Increasing Self-Efficacy for Exercise: An Everyday Problem-Solving Novel Procedure
Self-efficacy is a cognitive mediator in the individual’s ability to overcome setbacks, challenges, and obstacles (Bandura, 1986; Caprara and Cervone, 2000). Perceptions of self-efficacy contribute to human adjustment and achievement in several cognitive and emotional domains (Bandura and Cervone, 1983; Bandura, 1986). To foster self-efficacy, Bandura (1997) recommended that investigators carefully design research that examines the determinants of the task that needs to be accomplished (in our case to remove obstacles that interfere with adherence to physical activities). Indeed, it has been convincingly shown that the most powerful source of performance is mastery of experiences (Bandura, 1977, 1997). In the domain of exercise, this could mean that individuals should first be able to “master” what stops them from exercising. The uniqueness of perceived obstacles is also relevant because one’s self-efficacy can be explained by idiosyncratic patterns of activation between self-knowledge and appraisals of the obstacles to be solved (Cervone, 2004).
Specifically, one needs to analyze the factors that undermine self-efficacy for exercise from the individual perspective. Research has demonstrated that a perceived lack of time, energy, sense of inability to exercise, and lack of social support from family or friends may differentially impact individuals (Dishman et al., 2004, 2009). A lack of problem-solving skills will lead to self-doubt and impede the formation of a robust sense of self-efficacy.
When people are committed to partaking in health activities, they may fail to act on their intentions because of situational factors. Among those situational factors are social, interpersonal, and intra-personal everyday problems. By training individuals to generate strategies for solving such everyday problems, the intention is to facilitate their daily adherence to exercise and reduce attrition from exercise programs. This is consistent with systematic research that demonstrates the way in which people who wish to exercise commonly confront everyday problems that impede their intended pursuits (Lee et al., 2008; Roessler and Ibsen, 2009).
Our goal is to show that young adults’ participation in exercise activity may hinge on their ability to solve everyday problems. Here we are mainly concerned with issues of perceived self-efficacy for exercise. We studied the interplay between everyday problem-solving and self-efficacy in the context of physical exercise. This is novel in the literature as no prior research has established a causal relationship between self-efficacy, exercise, and everyday problem-solving. We sought to improve everyday problem-solving skills first by having participants identify obstacles and solutions to their individual exercise-related problems, and second by encouraging them to consider additional solutions via idiographic experimental procedures. Gains in people’s ability to solve everyday problems are expected to increase self-efficacy for exercise. This notion was driven by previous research on everyday problem-solving which is extensively reviewed below (e.g., Reitman, 1964; Simon, 1973; Allaire and Marsiske, 2002; Artistico et al., 2003, 2010; Blanchard-Fields, 2007; Pezzuti et al., 2009).

*Rows:*
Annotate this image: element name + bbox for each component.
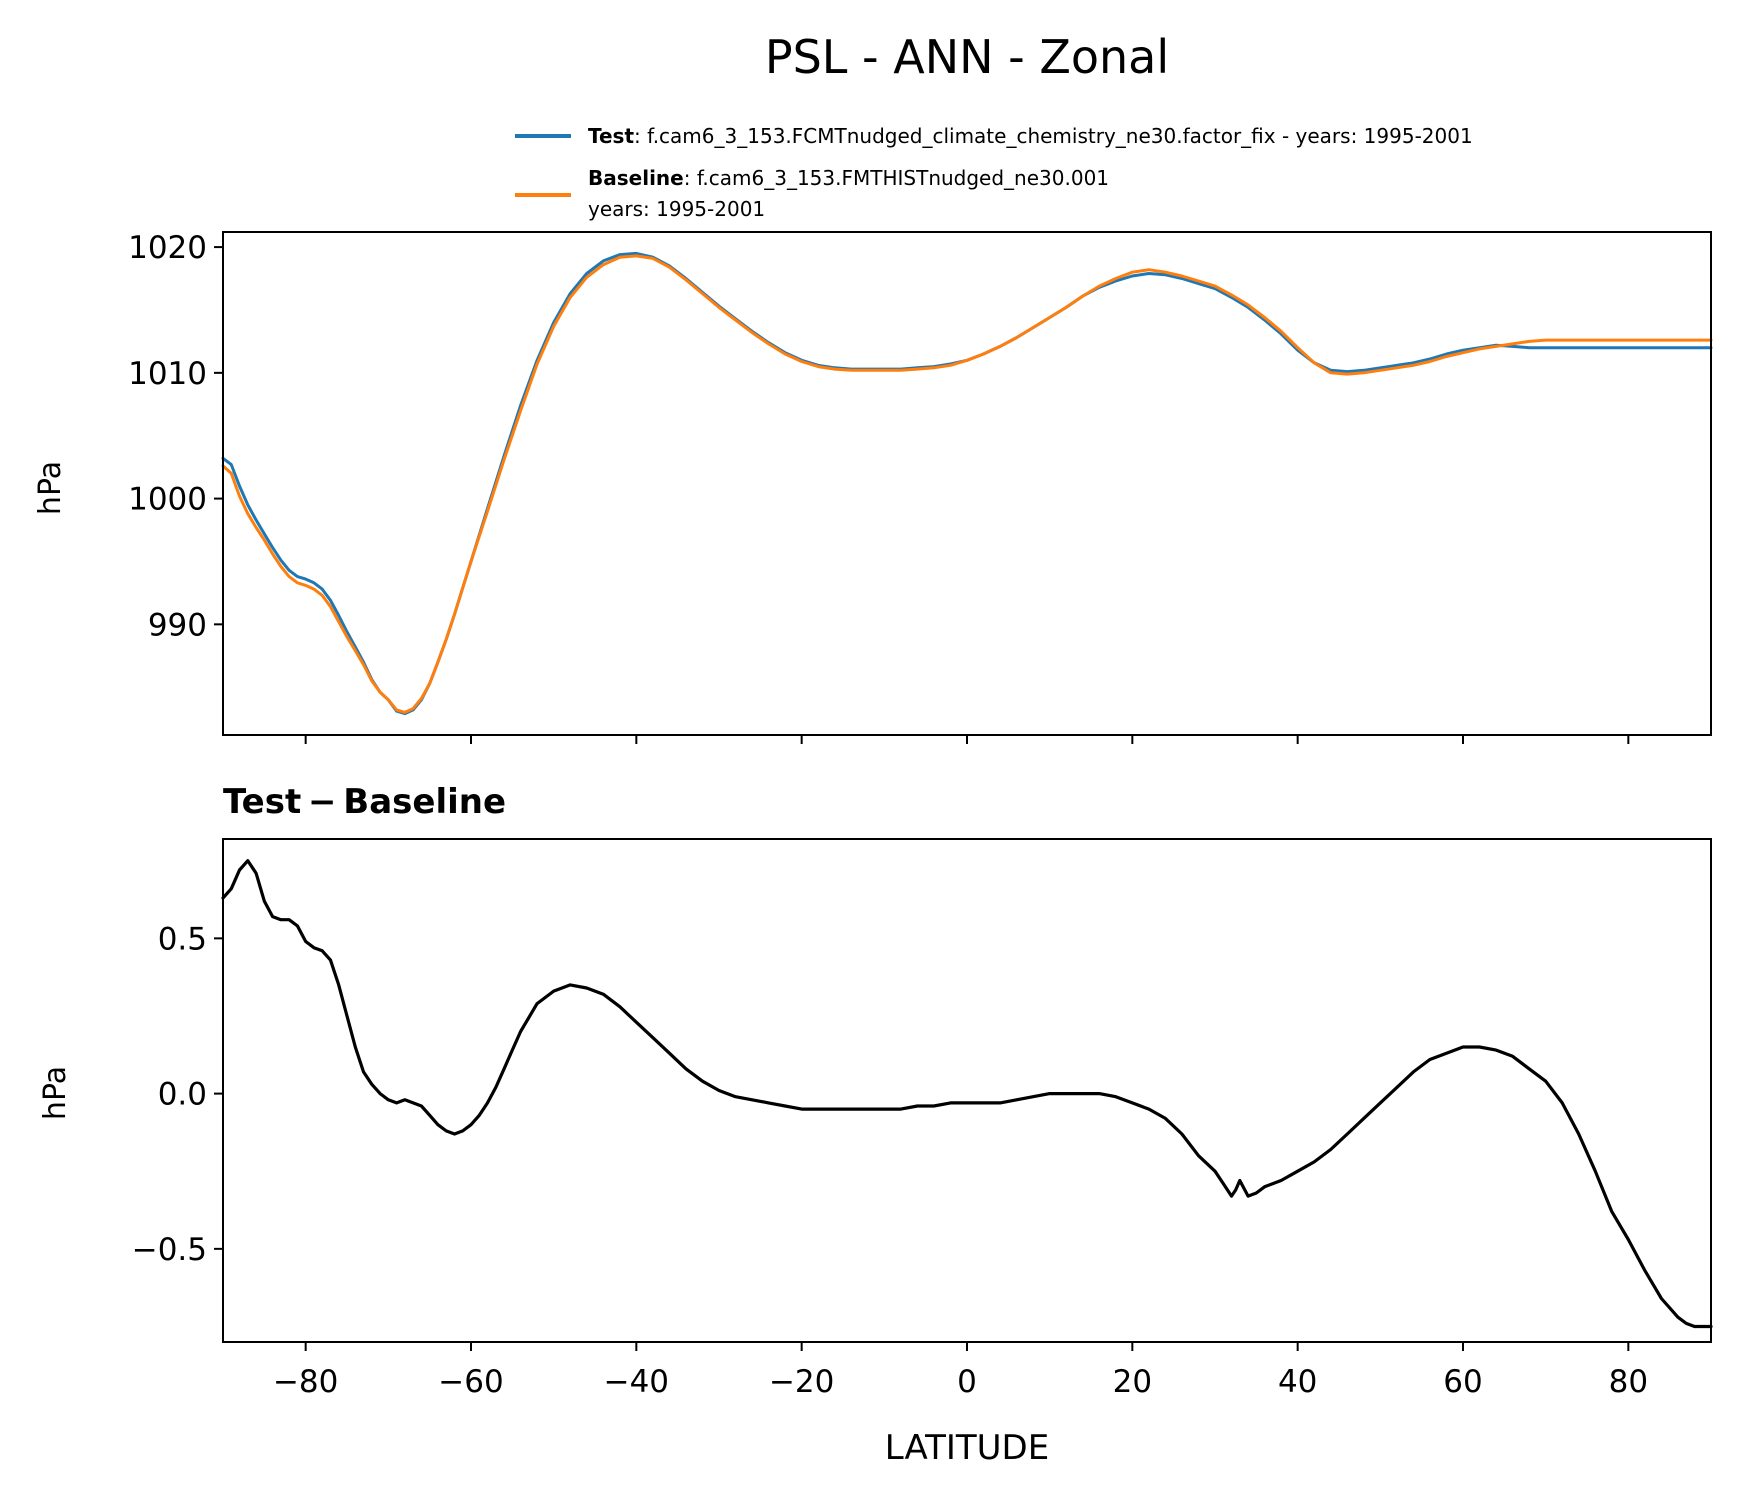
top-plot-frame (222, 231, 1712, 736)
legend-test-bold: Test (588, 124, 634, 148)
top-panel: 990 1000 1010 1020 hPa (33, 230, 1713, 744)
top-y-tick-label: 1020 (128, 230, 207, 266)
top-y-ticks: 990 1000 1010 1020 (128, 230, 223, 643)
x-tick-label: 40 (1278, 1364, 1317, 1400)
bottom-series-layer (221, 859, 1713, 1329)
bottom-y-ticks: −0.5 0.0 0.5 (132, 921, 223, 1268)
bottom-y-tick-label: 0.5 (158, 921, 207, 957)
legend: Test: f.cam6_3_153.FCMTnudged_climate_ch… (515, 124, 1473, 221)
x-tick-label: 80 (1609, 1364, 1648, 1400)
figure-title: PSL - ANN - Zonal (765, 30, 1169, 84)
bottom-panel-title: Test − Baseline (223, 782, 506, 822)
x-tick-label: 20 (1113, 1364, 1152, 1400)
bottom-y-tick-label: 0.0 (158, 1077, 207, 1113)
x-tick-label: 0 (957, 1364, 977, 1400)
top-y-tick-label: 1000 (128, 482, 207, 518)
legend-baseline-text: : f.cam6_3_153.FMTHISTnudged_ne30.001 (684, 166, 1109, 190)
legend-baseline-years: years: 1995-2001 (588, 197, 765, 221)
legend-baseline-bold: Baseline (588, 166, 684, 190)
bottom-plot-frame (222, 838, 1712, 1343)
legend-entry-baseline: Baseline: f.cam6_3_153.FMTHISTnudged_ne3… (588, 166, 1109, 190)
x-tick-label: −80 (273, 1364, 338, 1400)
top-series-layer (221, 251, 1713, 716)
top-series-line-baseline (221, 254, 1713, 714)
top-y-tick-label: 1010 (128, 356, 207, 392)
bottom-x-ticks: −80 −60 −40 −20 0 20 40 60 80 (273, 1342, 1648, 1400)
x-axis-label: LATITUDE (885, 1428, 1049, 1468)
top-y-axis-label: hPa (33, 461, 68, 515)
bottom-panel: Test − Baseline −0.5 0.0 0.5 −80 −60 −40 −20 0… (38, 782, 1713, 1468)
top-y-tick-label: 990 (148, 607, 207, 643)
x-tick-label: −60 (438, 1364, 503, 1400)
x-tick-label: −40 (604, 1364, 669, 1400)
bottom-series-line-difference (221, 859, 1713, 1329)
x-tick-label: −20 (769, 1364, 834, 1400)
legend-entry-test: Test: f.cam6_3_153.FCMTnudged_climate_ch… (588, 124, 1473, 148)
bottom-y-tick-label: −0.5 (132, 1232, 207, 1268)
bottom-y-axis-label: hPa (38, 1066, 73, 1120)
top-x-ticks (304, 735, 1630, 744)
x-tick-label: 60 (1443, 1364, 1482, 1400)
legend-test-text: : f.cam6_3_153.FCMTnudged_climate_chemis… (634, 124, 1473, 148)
...
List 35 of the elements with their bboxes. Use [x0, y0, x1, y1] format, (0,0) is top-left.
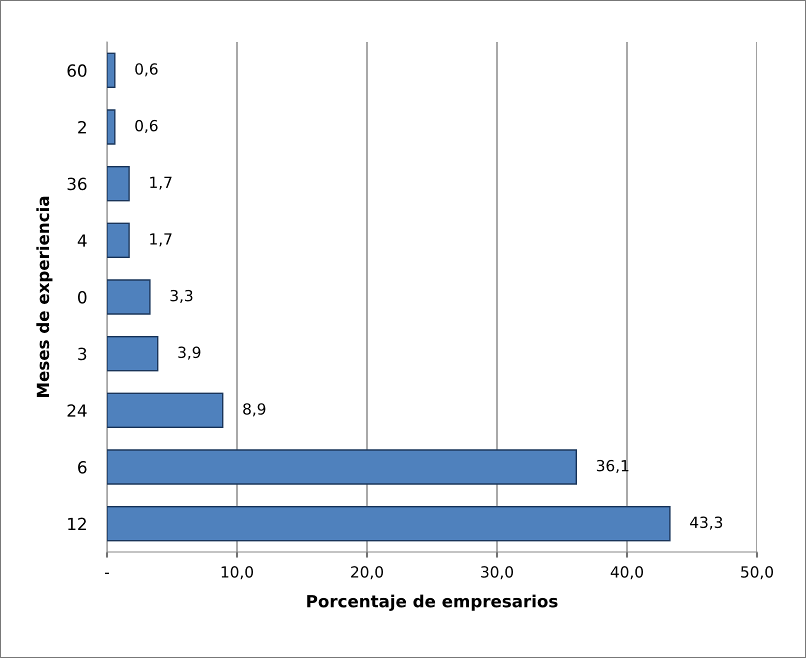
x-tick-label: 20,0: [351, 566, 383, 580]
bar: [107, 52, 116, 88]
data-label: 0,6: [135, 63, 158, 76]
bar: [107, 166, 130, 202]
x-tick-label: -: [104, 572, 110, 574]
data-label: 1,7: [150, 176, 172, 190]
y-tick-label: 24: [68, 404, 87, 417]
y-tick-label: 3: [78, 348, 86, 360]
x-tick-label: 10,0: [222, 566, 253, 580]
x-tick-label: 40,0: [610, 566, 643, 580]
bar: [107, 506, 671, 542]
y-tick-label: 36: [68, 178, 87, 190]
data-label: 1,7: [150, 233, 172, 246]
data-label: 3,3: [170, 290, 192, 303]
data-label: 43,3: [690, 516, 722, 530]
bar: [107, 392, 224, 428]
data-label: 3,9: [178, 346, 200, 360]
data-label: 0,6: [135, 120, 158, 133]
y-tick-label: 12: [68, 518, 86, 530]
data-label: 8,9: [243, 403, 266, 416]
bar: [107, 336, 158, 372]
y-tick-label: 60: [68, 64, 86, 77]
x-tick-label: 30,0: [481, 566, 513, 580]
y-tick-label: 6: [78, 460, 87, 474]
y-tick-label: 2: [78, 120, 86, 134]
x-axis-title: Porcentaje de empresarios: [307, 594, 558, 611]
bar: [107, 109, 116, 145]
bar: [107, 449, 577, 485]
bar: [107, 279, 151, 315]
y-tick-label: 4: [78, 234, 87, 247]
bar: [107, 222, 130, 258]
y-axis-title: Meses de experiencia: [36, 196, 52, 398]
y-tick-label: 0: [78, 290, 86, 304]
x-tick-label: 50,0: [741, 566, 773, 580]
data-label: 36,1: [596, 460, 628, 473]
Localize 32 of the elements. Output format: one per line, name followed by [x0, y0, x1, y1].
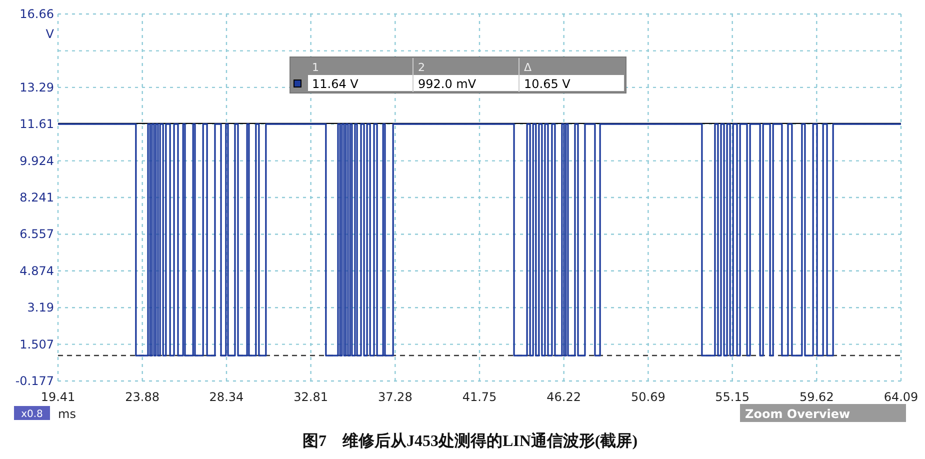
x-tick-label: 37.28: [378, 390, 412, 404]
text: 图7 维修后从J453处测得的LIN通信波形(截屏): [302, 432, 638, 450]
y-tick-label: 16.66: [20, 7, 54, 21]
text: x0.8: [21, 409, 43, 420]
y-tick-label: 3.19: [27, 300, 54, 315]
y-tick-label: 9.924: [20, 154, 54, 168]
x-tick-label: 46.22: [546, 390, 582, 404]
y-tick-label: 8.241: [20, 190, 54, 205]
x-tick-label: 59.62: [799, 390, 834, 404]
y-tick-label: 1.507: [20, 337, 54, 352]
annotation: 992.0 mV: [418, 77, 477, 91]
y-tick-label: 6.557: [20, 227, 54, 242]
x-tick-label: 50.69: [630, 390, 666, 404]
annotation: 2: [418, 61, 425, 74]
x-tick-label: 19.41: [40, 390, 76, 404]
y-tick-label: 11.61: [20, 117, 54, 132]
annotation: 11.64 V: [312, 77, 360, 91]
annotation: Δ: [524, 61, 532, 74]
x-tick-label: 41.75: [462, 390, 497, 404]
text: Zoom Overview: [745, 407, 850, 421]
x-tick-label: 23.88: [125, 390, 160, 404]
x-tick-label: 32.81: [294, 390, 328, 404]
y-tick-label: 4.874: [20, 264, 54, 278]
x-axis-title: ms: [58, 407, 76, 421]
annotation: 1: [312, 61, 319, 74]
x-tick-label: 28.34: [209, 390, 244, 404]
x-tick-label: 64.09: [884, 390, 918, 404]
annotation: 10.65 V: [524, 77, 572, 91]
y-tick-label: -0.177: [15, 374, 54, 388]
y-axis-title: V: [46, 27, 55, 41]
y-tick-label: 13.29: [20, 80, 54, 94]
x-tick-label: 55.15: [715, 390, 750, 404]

*Exercise description:*
Answer these from the self-efficacy text:
1. What does it call the most powerful source of performance?
2. Which factors that may affect individuals differently does it list?
3. Which group's participation in exercise is the study's goal concerned with?
These records were taken from a different source than the text.

*Final result:*
1. Mastery of experiences.
2. A perceived lack of time, energy, a sense of inability to exercise, and a lack of social support from family or friends.
3. Young adults.